▶ [What is needed]
Copy out the complete listing, word for word.

----------

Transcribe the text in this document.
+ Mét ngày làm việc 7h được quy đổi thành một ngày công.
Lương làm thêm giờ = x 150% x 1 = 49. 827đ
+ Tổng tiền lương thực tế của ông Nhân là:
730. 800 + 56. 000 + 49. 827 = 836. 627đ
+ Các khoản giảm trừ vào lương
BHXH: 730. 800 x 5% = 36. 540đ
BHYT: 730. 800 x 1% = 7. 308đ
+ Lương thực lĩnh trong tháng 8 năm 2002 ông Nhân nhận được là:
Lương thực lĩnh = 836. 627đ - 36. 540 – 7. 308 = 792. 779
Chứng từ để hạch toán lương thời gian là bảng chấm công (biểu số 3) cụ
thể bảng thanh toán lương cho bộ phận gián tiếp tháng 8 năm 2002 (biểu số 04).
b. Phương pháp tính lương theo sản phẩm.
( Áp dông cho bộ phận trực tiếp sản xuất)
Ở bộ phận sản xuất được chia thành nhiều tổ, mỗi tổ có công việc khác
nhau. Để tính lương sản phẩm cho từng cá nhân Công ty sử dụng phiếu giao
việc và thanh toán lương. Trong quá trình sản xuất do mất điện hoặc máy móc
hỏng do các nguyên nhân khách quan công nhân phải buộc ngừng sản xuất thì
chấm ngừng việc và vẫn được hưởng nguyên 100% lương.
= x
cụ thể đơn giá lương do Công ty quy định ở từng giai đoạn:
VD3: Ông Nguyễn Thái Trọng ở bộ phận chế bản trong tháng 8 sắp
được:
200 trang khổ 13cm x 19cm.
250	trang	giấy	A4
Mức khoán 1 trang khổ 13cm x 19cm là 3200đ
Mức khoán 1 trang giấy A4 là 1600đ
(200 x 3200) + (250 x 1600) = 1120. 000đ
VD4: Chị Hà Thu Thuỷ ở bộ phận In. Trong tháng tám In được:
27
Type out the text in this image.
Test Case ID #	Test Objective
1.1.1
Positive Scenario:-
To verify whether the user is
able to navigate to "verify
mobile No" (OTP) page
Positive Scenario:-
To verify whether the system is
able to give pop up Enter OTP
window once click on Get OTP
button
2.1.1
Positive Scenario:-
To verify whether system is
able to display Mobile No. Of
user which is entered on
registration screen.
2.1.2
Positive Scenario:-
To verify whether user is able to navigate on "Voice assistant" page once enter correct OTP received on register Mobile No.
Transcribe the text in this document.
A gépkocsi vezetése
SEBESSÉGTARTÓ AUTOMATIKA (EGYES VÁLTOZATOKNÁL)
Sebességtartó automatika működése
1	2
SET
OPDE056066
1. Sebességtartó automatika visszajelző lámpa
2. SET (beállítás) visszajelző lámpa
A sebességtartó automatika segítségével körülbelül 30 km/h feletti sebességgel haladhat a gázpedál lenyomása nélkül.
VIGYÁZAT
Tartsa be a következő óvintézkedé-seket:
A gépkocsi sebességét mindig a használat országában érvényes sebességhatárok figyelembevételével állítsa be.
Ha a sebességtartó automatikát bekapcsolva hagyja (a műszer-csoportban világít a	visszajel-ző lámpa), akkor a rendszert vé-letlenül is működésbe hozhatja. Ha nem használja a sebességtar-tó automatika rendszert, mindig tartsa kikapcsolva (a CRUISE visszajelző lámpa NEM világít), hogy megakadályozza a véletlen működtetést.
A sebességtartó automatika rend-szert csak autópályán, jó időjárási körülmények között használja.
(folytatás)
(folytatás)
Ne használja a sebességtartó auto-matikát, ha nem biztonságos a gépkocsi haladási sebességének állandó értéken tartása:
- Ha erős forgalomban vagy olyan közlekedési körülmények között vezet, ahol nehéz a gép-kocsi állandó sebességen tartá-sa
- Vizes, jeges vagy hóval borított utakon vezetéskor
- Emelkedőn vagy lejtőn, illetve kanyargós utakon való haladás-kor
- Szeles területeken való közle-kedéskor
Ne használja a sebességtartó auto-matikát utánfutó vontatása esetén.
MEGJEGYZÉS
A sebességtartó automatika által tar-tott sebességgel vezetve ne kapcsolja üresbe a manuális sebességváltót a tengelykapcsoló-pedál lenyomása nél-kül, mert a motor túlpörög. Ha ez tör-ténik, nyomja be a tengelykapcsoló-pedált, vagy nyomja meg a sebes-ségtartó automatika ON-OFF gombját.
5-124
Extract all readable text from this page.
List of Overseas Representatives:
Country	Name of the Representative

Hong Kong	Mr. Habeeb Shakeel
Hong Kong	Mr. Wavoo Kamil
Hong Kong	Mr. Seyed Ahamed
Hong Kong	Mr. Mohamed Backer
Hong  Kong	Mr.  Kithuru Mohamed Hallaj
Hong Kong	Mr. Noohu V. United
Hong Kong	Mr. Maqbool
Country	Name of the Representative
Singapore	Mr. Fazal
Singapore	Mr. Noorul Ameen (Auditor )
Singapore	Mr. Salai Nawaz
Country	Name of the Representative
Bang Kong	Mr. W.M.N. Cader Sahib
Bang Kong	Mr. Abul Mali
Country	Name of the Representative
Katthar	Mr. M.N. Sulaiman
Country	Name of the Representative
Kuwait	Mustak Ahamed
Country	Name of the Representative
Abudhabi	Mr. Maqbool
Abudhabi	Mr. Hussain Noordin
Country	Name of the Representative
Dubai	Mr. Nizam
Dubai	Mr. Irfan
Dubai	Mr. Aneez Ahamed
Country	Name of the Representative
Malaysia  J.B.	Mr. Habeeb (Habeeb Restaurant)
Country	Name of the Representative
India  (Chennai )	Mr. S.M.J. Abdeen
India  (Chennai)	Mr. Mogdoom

----------

▶ [Final answer]
Transcribe the text in this document.
+ Mét ngày làm việc 7h được quy đổi thành một ngày công.
Lương làm thêm giờ = x 150% x 1 = 49. 827đ
+ Tổng tiền lương thực tế của ông Nhân là:
730. 800 + 56. 000 + 49. 827 = 836. 627đ
+ Các khoản giảm trừ vào lương
BHXH: 730. 800 x 5% = 36. 540đ
BHYT: 730. 800 x 1% = 7. 308đ
+ Lương thực lĩnh trong tháng 8 năm 2002 ông Nhân nhận được là:
Lương thực lĩnh = 836. 627đ - 36. 540 – 7. 308 = 792. 779
Chứng từ để hạch toán lương thời gian là bảng chấm công (biểu số 3) cụ
thể bảng thanh toán lương cho bộ phận gián tiếp tháng 8 năm 2002 (biểu số 04).
b. Phương pháp tính lương theo sản phẩm.
( Áp dông cho bộ phận trực tiếp sản xuất)
Ở bộ phận sản xuất được chia thành nhiều tổ, mỗi tổ có công việc khác
nhau. Để tính lương sản phẩm cho từng cá nhân Công ty sử dụng phiếu giao
việc và thanh toán lương. Trong quá trình sản xuất do mất điện hoặc máy móc
hỏng do các nguyên nhân khách quan công nhân phải buộc ngừng sản xuất thì
chấm ngừng việc và vẫn được hưởng nguyên 100% lương.
= x
cụ thể đơn giá lương do Công ty quy định ở từng giai đoạn:
VD3: Ông Nguyễn Thái Trọng ở bộ phận chế bản trong tháng 8 sắp
được:
200 trang khổ 13cm x 19cm.
250	trang	giấy	A4
Mức khoán 1 trang khổ 13cm x 19cm là 3200đ
Mức khoán 1 trang giấy A4 là 1600đ
(200 x 3200) + (250 x 1600) = 1120. 000đ
VD4: Chị Hà Thu Thuỷ ở bộ phận In. Trong tháng tám In được:
27
Type out the text in this image.
Test Case ID #	Test Objective
1.1.1
Positive Scenario:-
To verify whether the user is
able to navigate to "verify
mobile No" (OTP) page
Positive Scenario:-
To verify whether the system is
able to give pop up Enter OTP
window once click on Get OTP
button
2.1.1
Positive Scenario:-
To verify whether system is
able to display Mobile No. Of
user which is entered on
registration screen.
2.1.2
Positive Scenario:-
To verify whether user is able to navigate on "Voice assistant" page once enter correct OTP received on register Mobile No.
Transcribe the text in this document.
A gépkocsi vezetése
SEBESSÉGTARTÓ AUTOMATIKA (EGYES VÁLTOZATOKNÁL)
Sebességtartó automatika működése
1	2
SET
OPDE056066
1. Sebességtartó automatika visszajelző lámpa
2. SET (beállítás) visszajelző lámpa
A sebességtartó automatika segítségével körülbelül 30 km/h feletti sebességgel haladhat a gázpedál lenyomása nélkül.
VIGYÁZAT
Tartsa be a következő óvintézkedé-seket:
A gépkocsi sebességét mindig a használat országában érvényes sebességhatárok figyelembevételével állítsa be.
Ha a sebességtartó automatikát bekapcsolva hagyja (a műszer-csoportban világít a	visszajel-ző lámpa), akkor a rendszert vé-letlenül is működésbe hozhatja. Ha nem használja a sebességtar-tó automatika rendszert, mindig tartsa kikapcsolva (a CRUISE visszajelző lámpa NEM világít), hogy megakadályozza a véletlen működtetést.
A sebességtartó automatika rend-szert csak autópályán, jó időjárási körülmények között használja.
(folytatás)
(folytatás)
Ne használja a sebességtartó auto-matikát, ha nem biztonságos a gépkocsi haladási sebességének állandó értéken tartása:
- Ha erős forgalomban vagy olyan közlekedési körülmények között vezet, ahol nehéz a gép-kocsi állandó sebességen tartá-sa
- Vizes, jeges vagy hóval borított utakon vezetéskor
- Emelkedőn vagy lejtőn, illetve kanyargós utakon való haladás-kor
- Szeles területeken való közle-kedéskor
Ne használja a sebességtartó auto-matikát utánfutó vontatása esetén.
MEGJEGYZÉS
A sebességtartó automatika által tar-tott sebességgel vezetve ne kapcsolja üresbe a manuális sebességváltót a tengelykapcsoló-pedál lenyomása nél-kül, mert a motor túlpörög. Ha ez tör-ténik, nyomja be a tengelykapcsoló-pedált, vagy nyomja meg a sebes-ségtartó automatika ON-OFF gombját.
5-124
Extract all readable text from this page.
List of Overseas Representatives:
Country	Name of the Representative

Hong Kong	Mr. Habeeb Shakeel
Hong Kong	Mr. Wavoo Kamil
Hong Kong	Mr. Seyed Ahamed
Hong Kong	Mr. Mohamed Backer
Hong  Kong	Mr.  Kithuru Mohamed Hallaj
Hong Kong	Mr. Noohu V. United
Hong Kong	Mr. Maqbool
Country	Name of the Representative
Singapore	Mr. Fazal
Singapore	Mr. Noorul Ameen (Auditor )
Singapore	Mr. Salai Nawaz
Country	Name of the Representative
Bang Kong	Mr. W.M.N. Cader Sahib
Bang Kong	Mr. Abul Mali
Country	Name of the Representative
Katthar	Mr. M.N. Sulaiman
Country	Name of the Representative
Kuwait	Mustak Ahamed
Country	Name of the Representative
Abudhabi	Mr. Maqbool
Abudhabi	Mr. Hussain Noordin
Country	Name of the Representative
Dubai	Mr. Nizam
Dubai	Mr. Irfan
Dubai	Mr. Aneez Ahamed
Country	Name of the Representative
Malaysia  J.B.	Mr. Habeeb (Habeeb Restaurant)
Country	Name of the Representative
India  (Chennai )	Mr. S.M.J. Abdeen
India  (Chennai)	Mr. Mogdoom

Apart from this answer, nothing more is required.